'''

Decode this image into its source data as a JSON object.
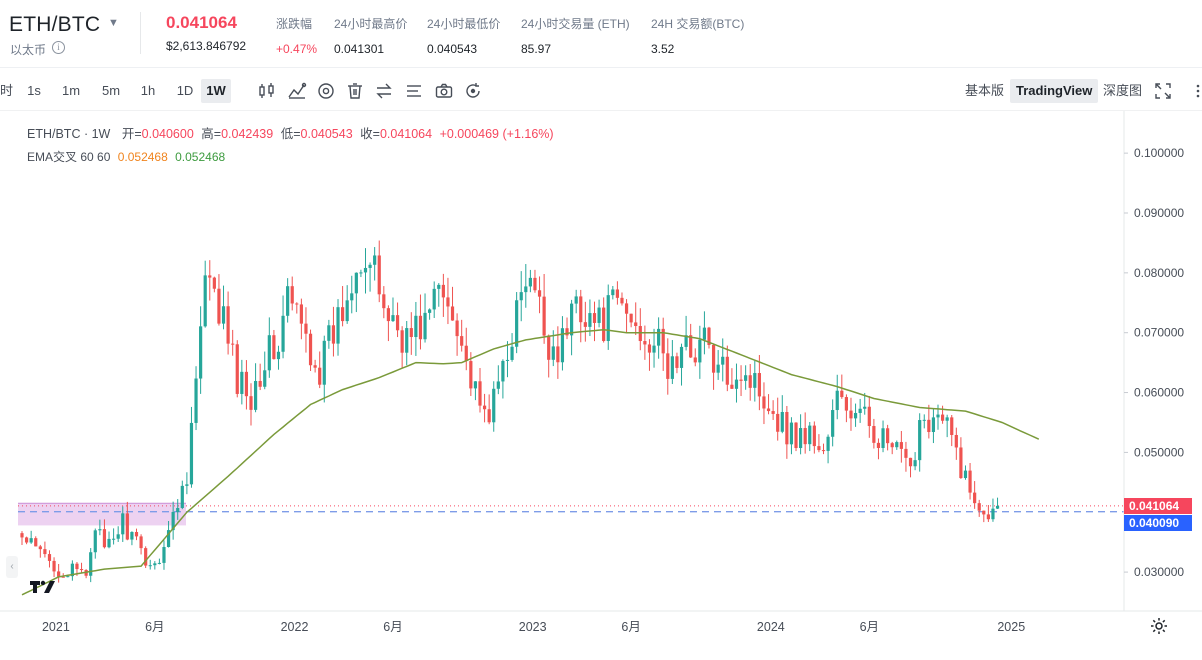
{
  "header": {
    "pair": "ETH/BTC",
    "subtitle": "以太币",
    "last_price": "0.041064",
    "last_price_usd": "$2,613.846792",
    "stats": [
      {
        "label": "涨跌幅",
        "value": "+0.47%",
        "tone": "up"
      },
      {
        "label": "24小时最高价",
        "value": "0.041301"
      },
      {
        "label": "24小时最低价",
        "value": "0.040543"
      },
      {
        "label": "24小时交易量 (ETH)",
        "value": "85.97"
      },
      {
        "label": "24H 交易额(BTC)",
        "value": "3.52"
      }
    ]
  },
  "toolbar": {
    "intervals": [
      "1s",
      "1m",
      "5m",
      "1h",
      "1D",
      "1W"
    ],
    "active_interval": "1W",
    "icons": [
      "candle-type-icon",
      "indicators-icon",
      "settings-circle-icon",
      "trash-icon",
      "swap-icon",
      "drawing-list-icon",
      "camera-icon",
      "replay-icon"
    ],
    "views": [
      "基本版",
      "TradingView",
      "深度图"
    ],
    "active_view": "TradingView"
  },
  "legend": {
    "symbol": "ETH/BTC · 1W",
    "open_label": "开=",
    "open": "0.040600",
    "high_label": "高=",
    "high": "0.042439",
    "low_label": "低=",
    "low": "0.040543",
    "close_label": "收=",
    "close": "0.041064",
    "change": "+0.000469 (+1.16%)",
    "indicator": "EMA交叉 60 60",
    "ema1": "0.052468",
    "ema2": "0.052468"
  },
  "colors": {
    "up": "#26a69a",
    "down": "#ef5350",
    "ema": "#7a9a3a",
    "last_price_tag": "#f6465d",
    "mark_price_tag": "#2962ff"
  },
  "chart_data": {
    "type": "candlestick",
    "symbol": "ETH/BTC",
    "interval": "1W",
    "y_ticks": [
      "0.100000",
      "0.090000",
      "0.080000",
      "0.070000",
      "0.060000",
      "0.050000",
      "0.030000"
    ],
    "ylim": [
      0.0235,
      0.1037
    ],
    "x_ticks": [
      "2021",
      "6月",
      "2022",
      "6月",
      "2023",
      "6月",
      "2024",
      "6月",
      "2025"
    ],
    "price_tags": [
      {
        "value": "0.041064",
        "kind": "last"
      },
      {
        "value": "0.040090",
        "kind": "mark"
      }
    ],
    "ema_anchors": [
      {
        "week": 0,
        "value": 0.0262
      },
      {
        "week": 8,
        "value": 0.0292
      },
      {
        "week": 18,
        "value": 0.0305
      },
      {
        "week": 26,
        "value": 0.031
      },
      {
        "week": 31,
        "value": 0.0355
      },
      {
        "week": 36,
        "value": 0.04
      },
      {
        "week": 45,
        "value": 0.046
      },
      {
        "week": 55,
        "value": 0.053
      },
      {
        "week": 63,
        "value": 0.058
      },
      {
        "week": 70,
        "value": 0.0605
      },
      {
        "week": 78,
        "value": 0.0625
      },
      {
        "week": 86,
        "value": 0.065
      },
      {
        "week": 92,
        "value": 0.0648
      },
      {
        "week": 96,
        "value": 0.065
      },
      {
        "week": 103,
        "value": 0.0673
      },
      {
        "week": 110,
        "value": 0.0688
      },
      {
        "week": 120,
        "value": 0.07
      },
      {
        "week": 127,
        "value": 0.0705
      },
      {
        "week": 132,
        "value": 0.07
      },
      {
        "week": 140,
        "value": 0.07
      },
      {
        "week": 148,
        "value": 0.069
      },
      {
        "week": 158,
        "value": 0.066
      },
      {
        "week": 168,
        "value": 0.063
      },
      {
        "week": 178,
        "value": 0.061
      },
      {
        "week": 186,
        "value": 0.059
      },
      {
        "week": 196,
        "value": 0.0575
      },
      {
        "week": 206,
        "value": 0.0569
      },
      {
        "week": 214,
        "value": 0.055
      },
      {
        "week": 222,
        "value": 0.0522
      }
    ],
    "price_anchors": [
      {
        "week": 0,
        "value": 0.0355
      },
      {
        "week": 4,
        "value": 0.033
      },
      {
        "week": 9,
        "value": 0.03
      },
      {
        "week": 14,
        "value": 0.0298
      },
      {
        "week": 16,
        "value": 0.0385
      },
      {
        "week": 18,
        "value": 0.033
      },
      {
        "week": 22,
        "value": 0.0385
      },
      {
        "week": 26,
        "value": 0.033
      },
      {
        "week": 29,
        "value": 0.031
      },
      {
        "week": 33,
        "value": 0.039
      },
      {
        "week": 36,
        "value": 0.047
      },
      {
        "week": 38,
        "value": 0.062
      },
      {
        "week": 40,
        "value": 0.078
      },
      {
        "week": 44,
        "value": 0.072
      },
      {
        "week": 47,
        "value": 0.062
      },
      {
        "week": 50,
        "value": 0.06
      },
      {
        "week": 53,
        "value": 0.066
      },
      {
        "week": 56,
        "value": 0.068
      },
      {
        "week": 58,
        "value": 0.076
      },
      {
        "week": 62,
        "value": 0.069
      },
      {
        "week": 65,
        "value": 0.064
      },
      {
        "week": 68,
        "value": 0.07
      },
      {
        "week": 71,
        "value": 0.076
      },
      {
        "week": 73,
        "value": 0.084
      },
      {
        "week": 76,
        "value": 0.081
      },
      {
        "week": 80,
        "value": 0.073
      },
      {
        "week": 84,
        "value": 0.069
      },
      {
        "week": 88,
        "value": 0.072
      },
      {
        "week": 91,
        "value": 0.077
      },
      {
        "week": 95,
        "value": 0.073
      },
      {
        "week": 97,
        "value": 0.065
      },
      {
        "week": 100,
        "value": 0.056
      },
      {
        "week": 103,
        "value": 0.058
      },
      {
        "week": 106,
        "value": 0.068
      },
      {
        "week": 110,
        "value": 0.078
      },
      {
        "week": 112,
        "value": 0.076
      },
      {
        "week": 115,
        "value": 0.068
      },
      {
        "week": 118,
        "value": 0.068
      },
      {
        "week": 121,
        "value": 0.076
      },
      {
        "week": 126,
        "value": 0.071
      },
      {
        "week": 130,
        "value": 0.075
      },
      {
        "week": 134,
        "value": 0.071
      },
      {
        "week": 138,
        "value": 0.069
      },
      {
        "week": 141,
        "value": 0.064
      },
      {
        "week": 145,
        "value": 0.067
      },
      {
        "week": 149,
        "value": 0.069
      },
      {
        "week": 152,
        "value": 0.063
      },
      {
        "week": 157,
        "value": 0.064
      },
      {
        "week": 162,
        "value": 0.06
      },
      {
        "week": 165,
        "value": 0.056
      },
      {
        "week": 168,
        "value": 0.053
      },
      {
        "week": 172,
        "value": 0.053
      },
      {
        "week": 175,
        "value": 0.05
      },
      {
        "week": 178,
        "value": 0.059
      },
      {
        "week": 182,
        "value": 0.056
      },
      {
        "week": 185,
        "value": 0.055
      },
      {
        "week": 188,
        "value": 0.052
      },
      {
        "week": 192,
        "value": 0.049
      },
      {
        "week": 194,
        "value": 0.046
      },
      {
        "week": 196,
        "value": 0.056
      },
      {
        "week": 199,
        "value": 0.056
      },
      {
        "week": 202,
        "value": 0.054
      },
      {
        "week": 205,
        "value": 0.048
      },
      {
        "week": 207,
        "value": 0.043
      },
      {
        "week": 210,
        "value": 0.041
      },
      {
        "week": 212,
        "value": 0.0406
      },
      {
        "week": 213,
        "value": 0.0411
      }
    ]
  }
}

'''

Leave out the pictures, and give all the records again exactly.

Task solution:
Decode this image into its source data as a JSON object.
{
  "header": {
    "pair": "ETH/BTC",
    "subtitle": "以太币",
    "last_price": "0.041064",
    "last_price_usd": "$2,613.846792",
    "stats": [
      {
        "label": "涨跌幅",
        "value": "+0.47%",
        "tone": "up"
      },
      {
        "label": "24小时最高价",
        "value": "0.041301"
      },
      {
        "label": "24小时最低价",
        "value": "0.040543"
      },
      {
        "label": "24小时交易量 (ETH)",
        "value": "85.97"
      },
      {
        "label": "24H 交易额(BTC)",
        "value": "3.52"
      }
    ]
  },
  "toolbar": {
    "intervals": [
      "1s",
      "1m",
      "5m",
      "1h",
      "1D",
      "1W"
    ],
    "active_interval": "1W",
    "icons": [
      "candle-type-icon",
      "indicators-icon",
      "settings-circle-icon",
      "trash-icon",
      "swap-icon",
      "drawing-list-icon",
      "camera-icon",
      "replay-icon"
    ],
    "views": [
      "基本版",
      "TradingView",
      "深度图"
    ],
    "active_view": "TradingView"
  },
  "legend": {
    "symbol": "ETH/BTC · 1W",
    "open_label": "开=",
    "open": "0.040600",
    "high_label": "高=",
    "high": "0.042439",
    "low_label": "低=",
    "low": "0.040543",
    "close_label": "收=",
    "close": "0.041064",
    "change": "+0.000469 (+1.16%)",
    "indicator": "EMA交叉 60 60",
    "ema1": "0.052468",
    "ema2": "0.052468"
  },
  "colors": {
    "up": "#26a69a",
    "down": "#ef5350",
    "ema": "#7a9a3a",
    "last_price_tag": "#f6465d",
    "mark_price_tag": "#2962ff"
  },
  "chart_data": {
    "type": "candlestick",
    "symbol": "ETH/BTC",
    "interval": "1W",
    "y_ticks": [
      "0.100000",
      "0.090000",
      "0.080000",
      "0.070000",
      "0.060000",
      "0.050000",
      "0.030000"
    ],
    "ylim": [
      0.0235,
      0.1037
    ],
    "x_ticks": [
      "2021",
      "6月",
      "2022",
      "6月",
      "2023",
      "6月",
      "2024",
      "6月",
      "2025"
    ],
    "price_tags": [
      {
        "value": "0.041064",
        "kind": "last"
      },
      {
        "value": "0.040090",
        "kind": "mark"
      }
    ],
    "ema_anchors": [
      {
        "week": 0,
        "value": 0.0262
      },
      {
        "week": 8,
        "value": 0.0292
      },
      {
        "week": 18,
        "value": 0.0305
      },
      {
        "week": 26,
        "value": 0.031
      },
      {
        "week": 31,
        "value": 0.0355
      },
      {
        "week": 36,
        "value": 0.04
      },
      {
        "week": 45,
        "value": 0.046
      },
      {
        "week": 55,
        "value": 0.053
      },
      {
        "week": 63,
        "value": 0.058
      },
      {
        "week": 70,
        "value": 0.0605
      },
      {
        "week": 78,
        "value": 0.0625
      },
      {
        "week": 86,
        "value": 0.065
      },
      {
        "week": 92,
        "value": 0.0648
      },
      {
        "week": 96,
        "value": 0.065
      },
      {
        "week": 103,
        "value": 0.0673
      },
      {
        "week": 110,
        "value": 0.0688
      },
      {
        "week": 120,
        "value": 0.07
      },
      {
        "week": 127,
        "value": 0.0705
      },
      {
        "week": 132,
        "value": 0.07
      },
      {
        "week": 140,
        "value": 0.07
      },
      {
        "week": 148,
        "value": 0.069
      },
      {
        "week": 158,
        "value": 0.066
      },
      {
        "week": 168,
        "value": 0.063
      },
      {
        "week": 178,
        "value": 0.061
      },
      {
        "week": 186,
        "value": 0.059
      },
      {
        "week": 196,
        "value": 0.0575
      },
      {
        "week": 206,
        "value": 0.0569
      },
      {
        "week": 214,
        "value": 0.055
      },
      {
        "week": 222,
        "value": 0.0522
      }
    ],
    "price_anchors": [
      {
        "week": 0,
        "value": 0.0355
      },
      {
        "week": 4,
        "value": 0.033
      },
      {
        "week": 9,
        "value": 0.03
      },
      {
        "week": 14,
        "value": 0.0298
      },
      {
        "week": 16,
        "value": 0.0385
      },
      {
        "week": 18,
        "value": 0.033
      },
      {
        "week": 22,
        "value": 0.0385
      },
      {
        "week": 26,
        "value": 0.033
      },
      {
        "week": 29,
        "value": 0.031
      },
      {
        "week": 33,
        "value": 0.039
      },
      {
        "week": 36,
        "value": 0.047
      },
      {
        "week": 38,
        "value": 0.062
      },
      {
        "week": 40,
        "value": 0.078
      },
      {
        "week": 44,
        "value": 0.072
      },
      {
        "week": 47,
        "value": 0.062
      },
      {
        "week": 50,
        "value": 0.06
      },
      {
        "week": 53,
        "value": 0.066
      },
      {
        "week": 56,
        "value": 0.068
      },
      {
        "week": 58,
        "value": 0.076
      },
      {
        "week": 62,
        "value": 0.069
      },
      {
        "week": 65,
        "value": 0.064
      },
      {
        "week": 68,
        "value": 0.07
      },
      {
        "week": 71,
        "value": 0.076
      },
      {
        "week": 73,
        "value": 0.084
      },
      {
        "week": 76,
        "value": 0.081
      },
      {
        "week": 80,
        "value": 0.073
      },
      {
        "week": 84,
        "value": 0.069
      },
      {
        "week": 88,
        "value": 0.072
      },
      {
        "week": 91,
        "value": 0.077
      },
      {
        "week": 95,
        "value": 0.073
      },
      {
        "week": 97,
        "value": 0.065
      },
      {
        "week": 100,
        "value": 0.056
      },
      {
        "week": 103,
        "value": 0.058
      },
      {
        "week": 106,
        "value": 0.068
      },
      {
        "week": 110,
        "value": 0.078
      },
      {
        "week": 112,
        "value": 0.076
      },
      {
        "week": 115,
        "value": 0.068
      },
      {
        "week": 118,
        "value": 0.068
      },
      {
        "week": 121,
        "value": 0.076
      },
      {
        "week": 126,
        "value": 0.071
      },
      {
        "week": 130,
        "value": 0.075
      },
      {
        "week": 134,
        "value": 0.071
      },
      {
        "week": 138,
        "value": 0.069
      },
      {
        "week": 141,
        "value": 0.064
      },
      {
        "week": 145,
        "value": 0.067
      },
      {
        "week": 149,
        "value": 0.069
      },
      {
        "week": 152,
        "value": 0.063
      },
      {
        "week": 157,
        "value": 0.064
      },
      {
        "week": 162,
        "value": 0.06
      },
      {
        "week": 165,
        "value": 0.056
      },
      {
        "week": 168,
        "value": 0.053
      },
      {
        "week": 172,
        "value": 0.053
      },
      {
        "week": 175,
        "value": 0.05
      },
      {
        "week": 178,
        "value": 0.059
      },
      {
        "week": 182,
        "value": 0.056
      },
      {
        "week": 185,
        "value": 0.055
      },
      {
        "week": 188,
        "value": 0.052
      },
      {
        "week": 192,
        "value": 0.049
      },
      {
        "week": 194,
        "value": 0.046
      },
      {
        "week": 196,
        "value": 0.056
      },
      {
        "week": 199,
        "value": 0.056
      },
      {
        "week": 202,
        "value": 0.054
      },
      {
        "week": 205,
        "value": 0.048
      },
      {
        "week": 207,
        "value": 0.043
      },
      {
        "week": 210,
        "value": 0.041
      },
      {
        "week": 212,
        "value": 0.0406
      },
      {
        "week": 213,
        "value": 0.0411
      }
    ]
  }
}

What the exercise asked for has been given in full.